Material to process —
────────

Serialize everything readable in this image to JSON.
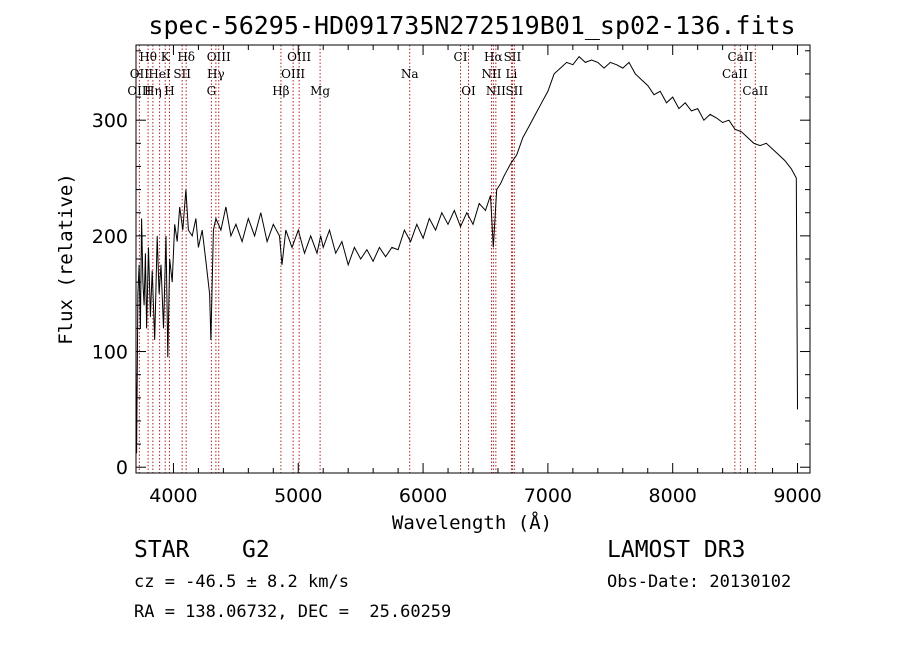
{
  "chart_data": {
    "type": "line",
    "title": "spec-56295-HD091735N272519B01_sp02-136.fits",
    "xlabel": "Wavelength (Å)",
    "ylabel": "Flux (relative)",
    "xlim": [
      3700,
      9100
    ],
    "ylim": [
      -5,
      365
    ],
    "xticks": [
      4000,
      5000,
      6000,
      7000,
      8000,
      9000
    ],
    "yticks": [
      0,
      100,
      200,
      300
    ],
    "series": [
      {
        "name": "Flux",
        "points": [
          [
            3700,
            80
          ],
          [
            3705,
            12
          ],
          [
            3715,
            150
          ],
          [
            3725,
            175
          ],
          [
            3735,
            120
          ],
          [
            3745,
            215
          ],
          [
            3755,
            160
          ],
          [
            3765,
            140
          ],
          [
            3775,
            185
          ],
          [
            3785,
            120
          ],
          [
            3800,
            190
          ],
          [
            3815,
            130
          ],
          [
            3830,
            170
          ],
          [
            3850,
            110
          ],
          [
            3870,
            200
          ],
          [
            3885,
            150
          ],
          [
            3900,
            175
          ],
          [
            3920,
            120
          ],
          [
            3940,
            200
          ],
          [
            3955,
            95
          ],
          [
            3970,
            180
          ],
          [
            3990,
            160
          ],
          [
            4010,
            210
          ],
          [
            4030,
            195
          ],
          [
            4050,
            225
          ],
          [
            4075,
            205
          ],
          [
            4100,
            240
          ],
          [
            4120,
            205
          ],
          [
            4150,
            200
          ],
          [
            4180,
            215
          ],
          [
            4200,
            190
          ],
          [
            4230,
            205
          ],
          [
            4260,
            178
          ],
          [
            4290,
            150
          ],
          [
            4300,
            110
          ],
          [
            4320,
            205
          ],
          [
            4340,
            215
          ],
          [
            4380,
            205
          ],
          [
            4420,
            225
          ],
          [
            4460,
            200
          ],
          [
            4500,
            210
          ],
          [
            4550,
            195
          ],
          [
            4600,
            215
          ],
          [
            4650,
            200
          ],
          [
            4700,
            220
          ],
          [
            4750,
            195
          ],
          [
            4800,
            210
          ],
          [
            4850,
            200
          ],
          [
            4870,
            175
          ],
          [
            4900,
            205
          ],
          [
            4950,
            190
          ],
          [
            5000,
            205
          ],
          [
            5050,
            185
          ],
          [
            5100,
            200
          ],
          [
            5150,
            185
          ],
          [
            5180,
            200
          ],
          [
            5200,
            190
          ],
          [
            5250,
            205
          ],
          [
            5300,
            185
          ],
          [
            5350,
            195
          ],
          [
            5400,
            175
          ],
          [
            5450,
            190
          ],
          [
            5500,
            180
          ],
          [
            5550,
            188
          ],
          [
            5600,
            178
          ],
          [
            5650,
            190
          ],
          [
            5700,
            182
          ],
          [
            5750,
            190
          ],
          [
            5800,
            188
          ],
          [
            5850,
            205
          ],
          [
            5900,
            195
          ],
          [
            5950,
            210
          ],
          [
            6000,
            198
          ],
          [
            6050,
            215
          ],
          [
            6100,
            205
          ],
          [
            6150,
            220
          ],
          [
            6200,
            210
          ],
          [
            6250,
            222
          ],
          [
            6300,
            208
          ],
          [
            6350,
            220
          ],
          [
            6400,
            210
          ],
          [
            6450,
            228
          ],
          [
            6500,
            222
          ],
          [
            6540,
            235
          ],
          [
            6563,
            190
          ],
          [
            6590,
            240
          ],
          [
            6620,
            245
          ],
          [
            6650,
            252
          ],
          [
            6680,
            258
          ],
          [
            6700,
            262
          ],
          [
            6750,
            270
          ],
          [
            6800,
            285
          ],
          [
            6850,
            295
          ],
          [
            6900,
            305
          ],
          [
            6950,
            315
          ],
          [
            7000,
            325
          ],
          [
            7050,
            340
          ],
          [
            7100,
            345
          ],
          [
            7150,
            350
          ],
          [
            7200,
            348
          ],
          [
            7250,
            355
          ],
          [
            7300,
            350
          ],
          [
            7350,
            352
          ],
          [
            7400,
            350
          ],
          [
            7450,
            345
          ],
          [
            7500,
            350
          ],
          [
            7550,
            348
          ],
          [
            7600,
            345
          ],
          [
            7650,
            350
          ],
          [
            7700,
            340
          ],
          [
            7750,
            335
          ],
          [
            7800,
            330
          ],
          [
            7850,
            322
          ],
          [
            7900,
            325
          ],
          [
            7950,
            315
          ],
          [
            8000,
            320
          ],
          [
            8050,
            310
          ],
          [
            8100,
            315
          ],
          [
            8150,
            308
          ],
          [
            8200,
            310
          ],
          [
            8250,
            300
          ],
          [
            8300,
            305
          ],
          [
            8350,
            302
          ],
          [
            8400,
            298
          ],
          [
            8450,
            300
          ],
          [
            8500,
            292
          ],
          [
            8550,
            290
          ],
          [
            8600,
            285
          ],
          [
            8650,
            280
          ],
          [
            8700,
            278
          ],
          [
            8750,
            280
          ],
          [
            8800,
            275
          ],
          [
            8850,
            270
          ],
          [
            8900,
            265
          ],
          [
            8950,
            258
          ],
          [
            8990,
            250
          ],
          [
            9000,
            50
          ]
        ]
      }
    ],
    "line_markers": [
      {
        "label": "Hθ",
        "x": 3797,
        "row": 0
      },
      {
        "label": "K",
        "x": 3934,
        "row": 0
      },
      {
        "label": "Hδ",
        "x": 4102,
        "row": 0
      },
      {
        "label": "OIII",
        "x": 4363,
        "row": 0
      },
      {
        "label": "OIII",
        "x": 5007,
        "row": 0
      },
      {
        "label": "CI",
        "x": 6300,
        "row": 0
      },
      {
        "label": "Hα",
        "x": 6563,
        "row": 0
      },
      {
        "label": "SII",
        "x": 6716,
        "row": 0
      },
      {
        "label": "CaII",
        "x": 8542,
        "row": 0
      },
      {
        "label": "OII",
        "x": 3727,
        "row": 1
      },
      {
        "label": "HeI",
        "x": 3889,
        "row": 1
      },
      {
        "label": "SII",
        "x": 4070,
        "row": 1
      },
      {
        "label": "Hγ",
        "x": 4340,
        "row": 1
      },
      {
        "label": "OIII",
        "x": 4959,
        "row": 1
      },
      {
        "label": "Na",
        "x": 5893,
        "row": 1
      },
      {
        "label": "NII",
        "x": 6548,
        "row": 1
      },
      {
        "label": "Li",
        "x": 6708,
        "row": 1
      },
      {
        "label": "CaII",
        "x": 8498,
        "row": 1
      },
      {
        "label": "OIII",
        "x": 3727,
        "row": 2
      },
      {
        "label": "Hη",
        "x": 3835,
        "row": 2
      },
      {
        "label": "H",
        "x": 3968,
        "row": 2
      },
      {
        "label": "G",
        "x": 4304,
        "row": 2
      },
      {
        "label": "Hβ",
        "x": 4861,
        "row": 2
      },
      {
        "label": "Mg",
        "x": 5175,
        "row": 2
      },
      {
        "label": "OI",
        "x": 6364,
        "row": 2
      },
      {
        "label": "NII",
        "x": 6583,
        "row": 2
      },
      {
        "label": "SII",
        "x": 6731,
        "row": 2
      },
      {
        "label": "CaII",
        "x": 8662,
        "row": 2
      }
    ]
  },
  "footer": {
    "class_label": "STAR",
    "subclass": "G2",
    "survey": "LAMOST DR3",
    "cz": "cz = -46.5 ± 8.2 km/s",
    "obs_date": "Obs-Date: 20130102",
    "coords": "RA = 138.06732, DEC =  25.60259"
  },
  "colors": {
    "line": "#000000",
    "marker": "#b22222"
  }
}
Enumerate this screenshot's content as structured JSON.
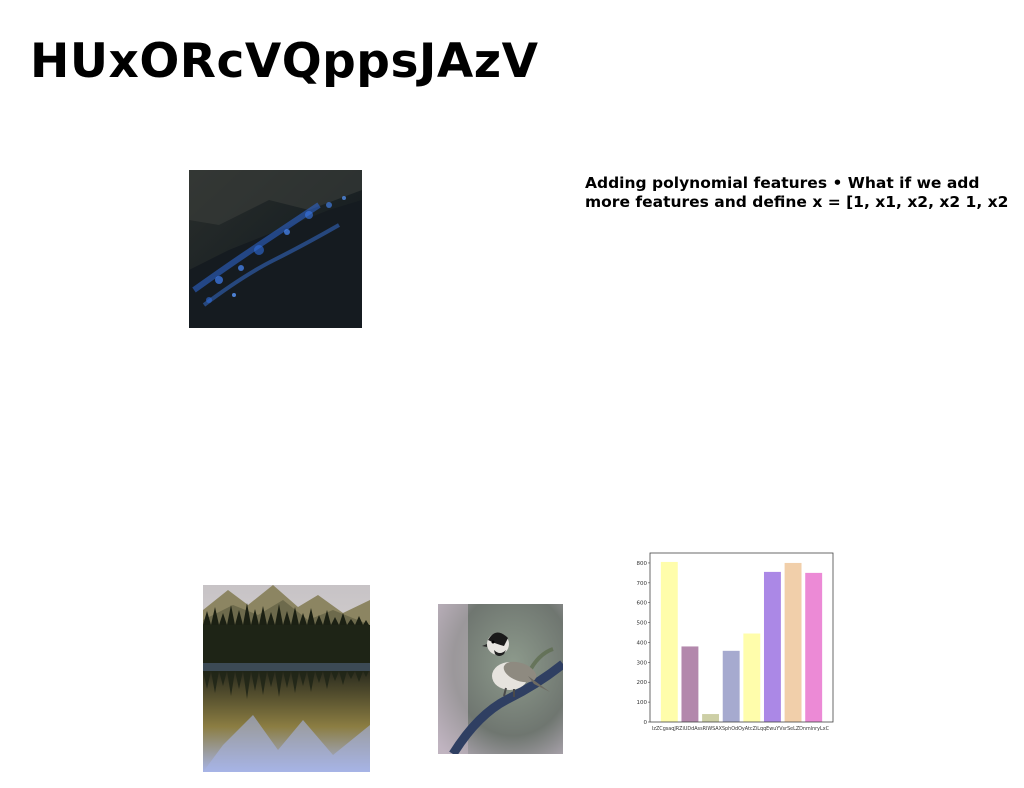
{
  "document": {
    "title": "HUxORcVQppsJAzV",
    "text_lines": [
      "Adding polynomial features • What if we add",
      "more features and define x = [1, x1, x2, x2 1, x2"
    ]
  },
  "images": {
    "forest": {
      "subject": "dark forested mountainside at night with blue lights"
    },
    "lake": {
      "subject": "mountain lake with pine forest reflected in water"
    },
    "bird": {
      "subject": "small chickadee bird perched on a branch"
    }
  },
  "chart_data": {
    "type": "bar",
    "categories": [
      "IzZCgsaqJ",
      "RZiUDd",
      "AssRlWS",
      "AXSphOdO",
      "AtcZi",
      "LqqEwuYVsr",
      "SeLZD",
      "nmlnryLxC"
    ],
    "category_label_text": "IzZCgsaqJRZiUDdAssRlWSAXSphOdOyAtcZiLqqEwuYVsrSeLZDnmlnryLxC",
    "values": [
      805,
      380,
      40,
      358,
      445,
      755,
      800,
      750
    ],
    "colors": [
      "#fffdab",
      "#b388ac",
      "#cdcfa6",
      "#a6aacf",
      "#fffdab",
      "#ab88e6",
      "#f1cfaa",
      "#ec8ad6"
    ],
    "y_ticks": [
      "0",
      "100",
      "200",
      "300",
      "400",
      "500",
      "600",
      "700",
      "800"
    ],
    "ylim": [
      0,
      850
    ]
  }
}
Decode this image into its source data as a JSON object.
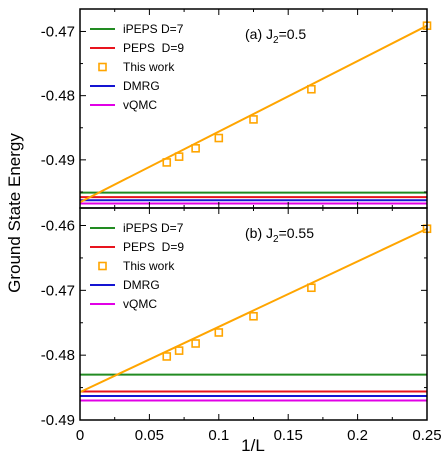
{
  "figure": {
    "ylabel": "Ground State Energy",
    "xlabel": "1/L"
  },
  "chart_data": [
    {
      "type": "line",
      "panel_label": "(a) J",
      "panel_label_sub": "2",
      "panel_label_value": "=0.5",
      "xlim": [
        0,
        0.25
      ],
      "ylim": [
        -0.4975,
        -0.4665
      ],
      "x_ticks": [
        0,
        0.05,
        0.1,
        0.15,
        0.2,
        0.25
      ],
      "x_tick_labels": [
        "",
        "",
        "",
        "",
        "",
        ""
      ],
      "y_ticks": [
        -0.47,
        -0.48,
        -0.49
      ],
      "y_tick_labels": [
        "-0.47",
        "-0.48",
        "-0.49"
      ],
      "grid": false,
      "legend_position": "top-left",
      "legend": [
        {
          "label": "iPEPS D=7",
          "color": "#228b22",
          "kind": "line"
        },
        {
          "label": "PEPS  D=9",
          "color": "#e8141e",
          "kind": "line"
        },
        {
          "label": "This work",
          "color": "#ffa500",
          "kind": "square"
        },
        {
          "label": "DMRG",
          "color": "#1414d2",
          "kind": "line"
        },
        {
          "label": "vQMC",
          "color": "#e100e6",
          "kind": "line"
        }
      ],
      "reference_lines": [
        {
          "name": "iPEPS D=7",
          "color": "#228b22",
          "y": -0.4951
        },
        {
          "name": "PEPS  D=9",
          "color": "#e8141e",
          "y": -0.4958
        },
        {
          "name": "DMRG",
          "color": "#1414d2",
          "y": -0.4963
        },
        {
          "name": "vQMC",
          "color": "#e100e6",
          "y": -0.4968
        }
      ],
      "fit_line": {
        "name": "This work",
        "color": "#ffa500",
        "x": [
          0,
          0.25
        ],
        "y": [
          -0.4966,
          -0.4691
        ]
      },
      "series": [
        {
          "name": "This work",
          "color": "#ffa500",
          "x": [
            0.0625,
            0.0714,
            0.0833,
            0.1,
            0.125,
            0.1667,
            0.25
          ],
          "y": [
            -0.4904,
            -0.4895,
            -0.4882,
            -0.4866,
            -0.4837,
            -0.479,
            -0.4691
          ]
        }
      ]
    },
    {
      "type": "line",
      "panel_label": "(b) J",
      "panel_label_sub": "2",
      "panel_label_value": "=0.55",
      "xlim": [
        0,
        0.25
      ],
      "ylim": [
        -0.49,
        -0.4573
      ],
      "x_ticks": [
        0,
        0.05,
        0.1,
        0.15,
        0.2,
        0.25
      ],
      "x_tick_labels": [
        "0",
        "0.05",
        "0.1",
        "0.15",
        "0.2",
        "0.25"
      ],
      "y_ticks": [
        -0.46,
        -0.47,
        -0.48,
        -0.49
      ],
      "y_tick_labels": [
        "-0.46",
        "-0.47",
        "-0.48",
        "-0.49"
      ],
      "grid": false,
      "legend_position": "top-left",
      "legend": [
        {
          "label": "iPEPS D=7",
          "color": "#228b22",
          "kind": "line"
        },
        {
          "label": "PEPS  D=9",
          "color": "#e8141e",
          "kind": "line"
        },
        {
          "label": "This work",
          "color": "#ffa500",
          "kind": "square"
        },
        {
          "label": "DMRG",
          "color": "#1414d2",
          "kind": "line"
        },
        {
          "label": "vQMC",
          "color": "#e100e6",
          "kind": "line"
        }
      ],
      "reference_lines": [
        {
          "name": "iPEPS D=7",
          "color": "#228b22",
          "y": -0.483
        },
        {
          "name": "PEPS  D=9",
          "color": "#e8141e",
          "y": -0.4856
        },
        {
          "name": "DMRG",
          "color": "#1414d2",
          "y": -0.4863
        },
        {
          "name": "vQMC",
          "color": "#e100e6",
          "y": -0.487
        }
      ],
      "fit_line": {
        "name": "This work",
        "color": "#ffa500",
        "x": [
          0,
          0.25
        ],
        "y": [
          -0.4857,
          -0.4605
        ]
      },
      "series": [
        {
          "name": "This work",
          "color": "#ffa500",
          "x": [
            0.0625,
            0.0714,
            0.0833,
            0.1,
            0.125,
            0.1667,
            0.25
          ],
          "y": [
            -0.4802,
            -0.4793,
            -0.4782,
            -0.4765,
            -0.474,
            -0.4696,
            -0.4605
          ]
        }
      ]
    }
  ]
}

────────

In the records above, locate each line with the word "type". Copy all such lines.

The output —
    "type": "line",
    "type": "bar",
      "type": "line",
      "type": "line",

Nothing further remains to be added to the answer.